### Stored data
— START —

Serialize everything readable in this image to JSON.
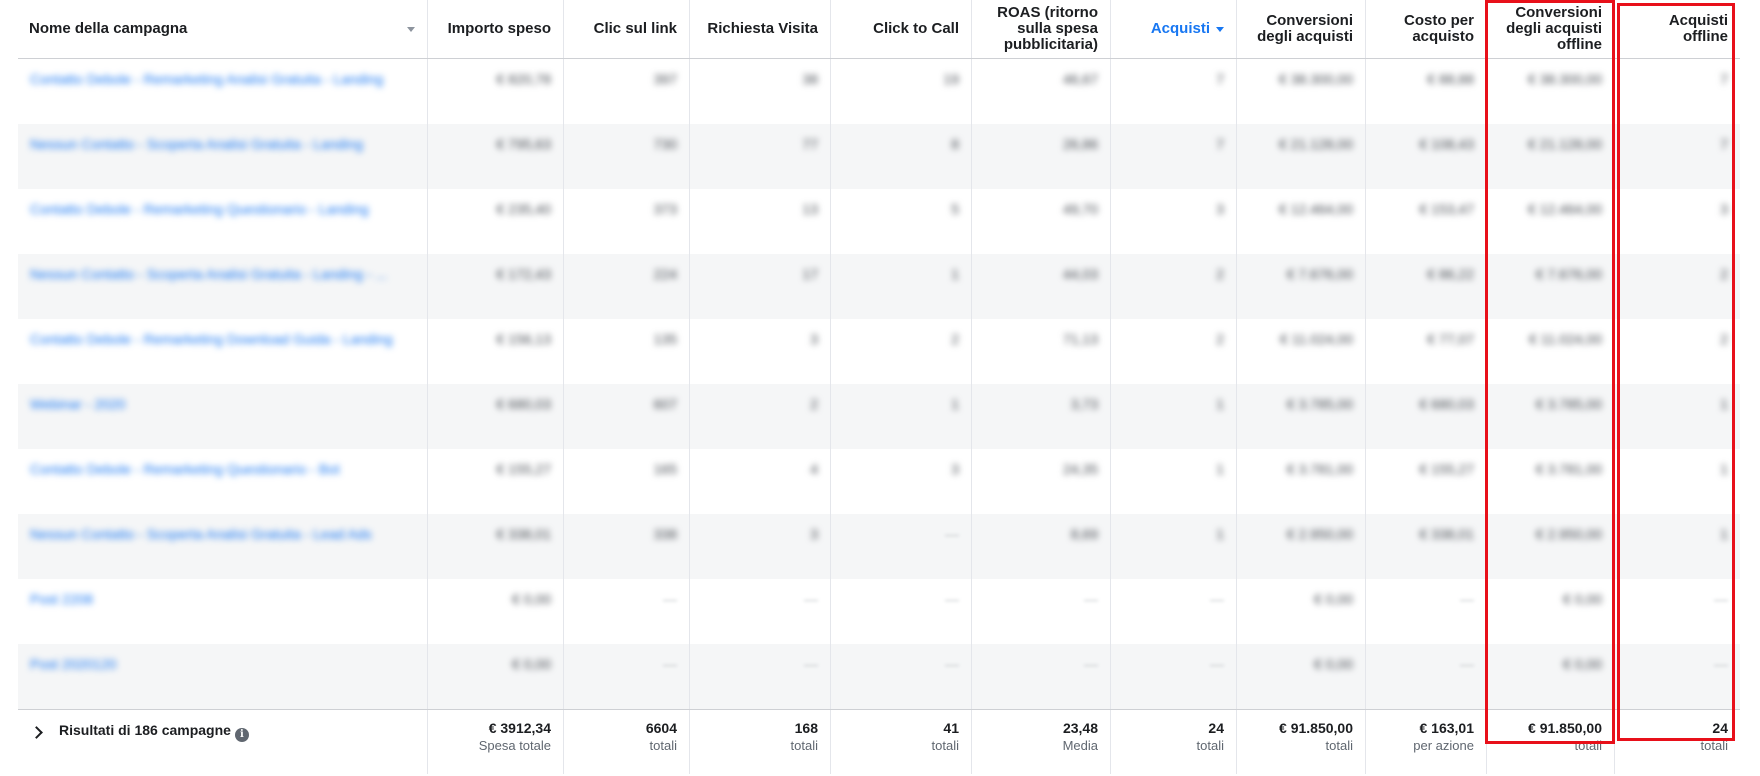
{
  "columns": [
    {
      "key": "campaign",
      "label": "Nome della campagna",
      "sorted": false
    },
    {
      "key": "spend",
      "label": "Importo speso",
      "sorted": false
    },
    {
      "key": "clicks",
      "label": "Clic sul link",
      "sorted": false
    },
    {
      "key": "visit",
      "label": "Richiesta Visita",
      "sorted": false
    },
    {
      "key": "call",
      "label": "Click to Call",
      "sorted": false
    },
    {
      "key": "roas",
      "label": "ROAS (ritorno sulla spesa pubblicitaria)",
      "sorted": false
    },
    {
      "key": "purchases",
      "label": "Acquisti",
      "sorted": true
    },
    {
      "key": "conv",
      "label": "Conversioni degli acquisti",
      "sorted": false
    },
    {
      "key": "cpa",
      "label": "Costo per acquisto",
      "sorted": false
    },
    {
      "key": "conv_off",
      "label": "Conversioni degli acquisti offline",
      "sorted": false
    },
    {
      "key": "purch_off",
      "label": "Acquisti offline",
      "sorted": false
    }
  ],
  "rows": [
    [
      "Contatto Debole - Remarketing Analisi Gratuita - Landing",
      "€ 820,78",
      "397",
      "38",
      "19",
      "46,67",
      "7",
      "€ 38.300,00",
      "€ 88,88",
      "€ 38.300,00",
      "7"
    ],
    [
      "Nessun Contatto - Scoperta Analisi Gratuita - Landing",
      "€ 795,63",
      "730",
      "77",
      "8",
      "26,86",
      "7",
      "€ 21.128,00",
      "€ 108,43",
      "€ 21.128,00",
      "7"
    ],
    [
      "Contatto Debole - Remarketing Questionario - Landing",
      "€ 235,40",
      "373",
      "13",
      "5",
      "49,70",
      "3",
      "€ 12.464,00",
      "€ 153,47",
      "€ 12.464,00",
      "3"
    ],
    [
      "Nessun Contatto - Scoperta Analisi Gratuita - Landing - ...",
      "€ 172,43",
      "224",
      "17",
      "1",
      "44,03",
      "2",
      "€ 7.676,00",
      "€ 86,22",
      "€ 7.676,00",
      "2"
    ],
    [
      "Contatto Debole - Remarketing Download Guida - Landing",
      "€ 156,13",
      "135",
      "3",
      "2",
      "71,13",
      "2",
      "€ 11.024,00",
      "€ 77,07",
      "€ 11.024,00",
      "2"
    ],
    [
      "Webinar - 2020",
      "€ 680,03",
      "607",
      "2",
      "1",
      "3,73",
      "1",
      "€ 3.785,00",
      "€ 680,03",
      "€ 3.785,00",
      "1"
    ],
    [
      "Contatto Debole - Remarketing Questionario - Bot",
      "€ 155,27",
      "165",
      "4",
      "3",
      "24,35",
      "1",
      "€ 3.781,00",
      "€ 155,27",
      "€ 3.781,00",
      "1"
    ],
    [
      "Nessun Contatto - Scoperta Analisi Gratuita - Lead Ads",
      "€ 338,01",
      "338",
      "3",
      "—",
      "8,69",
      "1",
      "€ 2.950,00",
      "€ 338,01",
      "€ 2.950,00",
      "1"
    ],
    [
      "Post 2208",
      "€ 0,00",
      "—",
      "—",
      "—",
      "—",
      "—",
      "€ 0,00",
      "—",
      "€ 0,00",
      "—"
    ],
    [
      "Post 2020120",
      "€ 0,00",
      "—",
      "—",
      "—",
      "—",
      "—",
      "€ 0,00",
      "—",
      "€ 0,00",
      "—"
    ]
  ],
  "footer": {
    "title": "Risultati di 186 campagne",
    "info_icon": "i",
    "cells": [
      {
        "value": "€ 3912,34",
        "sub": "Spesa totale"
      },
      {
        "value": "6604",
        "sub": "totali"
      },
      {
        "value": "168",
        "sub": "totali"
      },
      {
        "value": "41",
        "sub": "totali"
      },
      {
        "value": "23,48",
        "sub": "Media"
      },
      {
        "value": "24",
        "sub": "totali"
      },
      {
        "value": "€ 91.850,00",
        "sub": "totali"
      },
      {
        "value": "€ 163,01",
        "sub": "per azione"
      },
      {
        "value": "€ 91.850,00",
        "sub": "totali"
      },
      {
        "value": "24",
        "sub": "totali"
      }
    ]
  },
  "colors": {
    "accent": "#1877f2",
    "highlight": "#e8101a"
  }
}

— END —

### TASK
Skip the pictures, then retype every line above exactly.

### COMPLETED TASK
Serialize everything readable in this image to JSON.
{
  "columns": [
    {
      "key": "campaign",
      "label": "Nome della campagna",
      "sorted": false
    },
    {
      "key": "spend",
      "label": "Importo speso",
      "sorted": false
    },
    {
      "key": "clicks",
      "label": "Clic sul link",
      "sorted": false
    },
    {
      "key": "visit",
      "label": "Richiesta Visita",
      "sorted": false
    },
    {
      "key": "call",
      "label": "Click to Call",
      "sorted": false
    },
    {
      "key": "roas",
      "label": "ROAS (ritorno sulla spesa pubblicitaria)",
      "sorted": false
    },
    {
      "key": "purchases",
      "label": "Acquisti",
      "sorted": true
    },
    {
      "key": "conv",
      "label": "Conversioni degli acquisti",
      "sorted": false
    },
    {
      "key": "cpa",
      "label": "Costo per acquisto",
      "sorted": false
    },
    {
      "key": "conv_off",
      "label": "Conversioni degli acquisti offline",
      "sorted": false
    },
    {
      "key": "purch_off",
      "label": "Acquisti offline",
      "sorted": false
    }
  ],
  "rows": [
    [
      "Contatto Debole - Remarketing Analisi Gratuita - Landing",
      "€ 820,78",
      "397",
      "38",
      "19",
      "46,67",
      "7",
      "€ 38.300,00",
      "€ 88,88",
      "€ 38.300,00",
      "7"
    ],
    [
      "Nessun Contatto - Scoperta Analisi Gratuita - Landing",
      "€ 795,63",
      "730",
      "77",
      "8",
      "26,86",
      "7",
      "€ 21.128,00",
      "€ 108,43",
      "€ 21.128,00",
      "7"
    ],
    [
      "Contatto Debole - Remarketing Questionario - Landing",
      "€ 235,40",
      "373",
      "13",
      "5",
      "49,70",
      "3",
      "€ 12.464,00",
      "€ 153,47",
      "€ 12.464,00",
      "3"
    ],
    [
      "Nessun Contatto - Scoperta Analisi Gratuita - Landing - ...",
      "€ 172,43",
      "224",
      "17",
      "1",
      "44,03",
      "2",
      "€ 7.676,00",
      "€ 86,22",
      "€ 7.676,00",
      "2"
    ],
    [
      "Contatto Debole - Remarketing Download Guida - Landing",
      "€ 156,13",
      "135",
      "3",
      "2",
      "71,13",
      "2",
      "€ 11.024,00",
      "€ 77,07",
      "€ 11.024,00",
      "2"
    ],
    [
      "Webinar - 2020",
      "€ 680,03",
      "607",
      "2",
      "1",
      "3,73",
      "1",
      "€ 3.785,00",
      "€ 680,03",
      "€ 3.785,00",
      "1"
    ],
    [
      "Contatto Debole - Remarketing Questionario - Bot",
      "€ 155,27",
      "165",
      "4",
      "3",
      "24,35",
      "1",
      "€ 3.781,00",
      "€ 155,27",
      "€ 3.781,00",
      "1"
    ],
    [
      "Nessun Contatto - Scoperta Analisi Gratuita - Lead Ads",
      "€ 338,01",
      "338",
      "3",
      "—",
      "8,69",
      "1",
      "€ 2.950,00",
      "€ 338,01",
      "€ 2.950,00",
      "1"
    ],
    [
      "Post 2208",
      "€ 0,00",
      "—",
      "—",
      "—",
      "—",
      "—",
      "€ 0,00",
      "—",
      "€ 0,00",
      "—"
    ],
    [
      "Post 2020120",
      "€ 0,00",
      "—",
      "—",
      "—",
      "—",
      "—",
      "€ 0,00",
      "—",
      "€ 0,00",
      "—"
    ]
  ],
  "footer": {
    "title": "Risultati di 186 campagne",
    "info_icon": "i",
    "cells": [
      {
        "value": "€ 3912,34",
        "sub": "Spesa totale"
      },
      {
        "value": "6604",
        "sub": "totali"
      },
      {
        "value": "168",
        "sub": "totali"
      },
      {
        "value": "41",
        "sub": "totali"
      },
      {
        "value": "23,48",
        "sub": "Media"
      },
      {
        "value": "24",
        "sub": "totali"
      },
      {
        "value": "€ 91.850,00",
        "sub": "totali"
      },
      {
        "value": "€ 163,01",
        "sub": "per azione"
      },
      {
        "value": "€ 91.850,00",
        "sub": "totali"
      },
      {
        "value": "24",
        "sub": "totali"
      }
    ]
  },
  "colors": {
    "accent": "#1877f2",
    "highlight": "#e8101a"
  }
}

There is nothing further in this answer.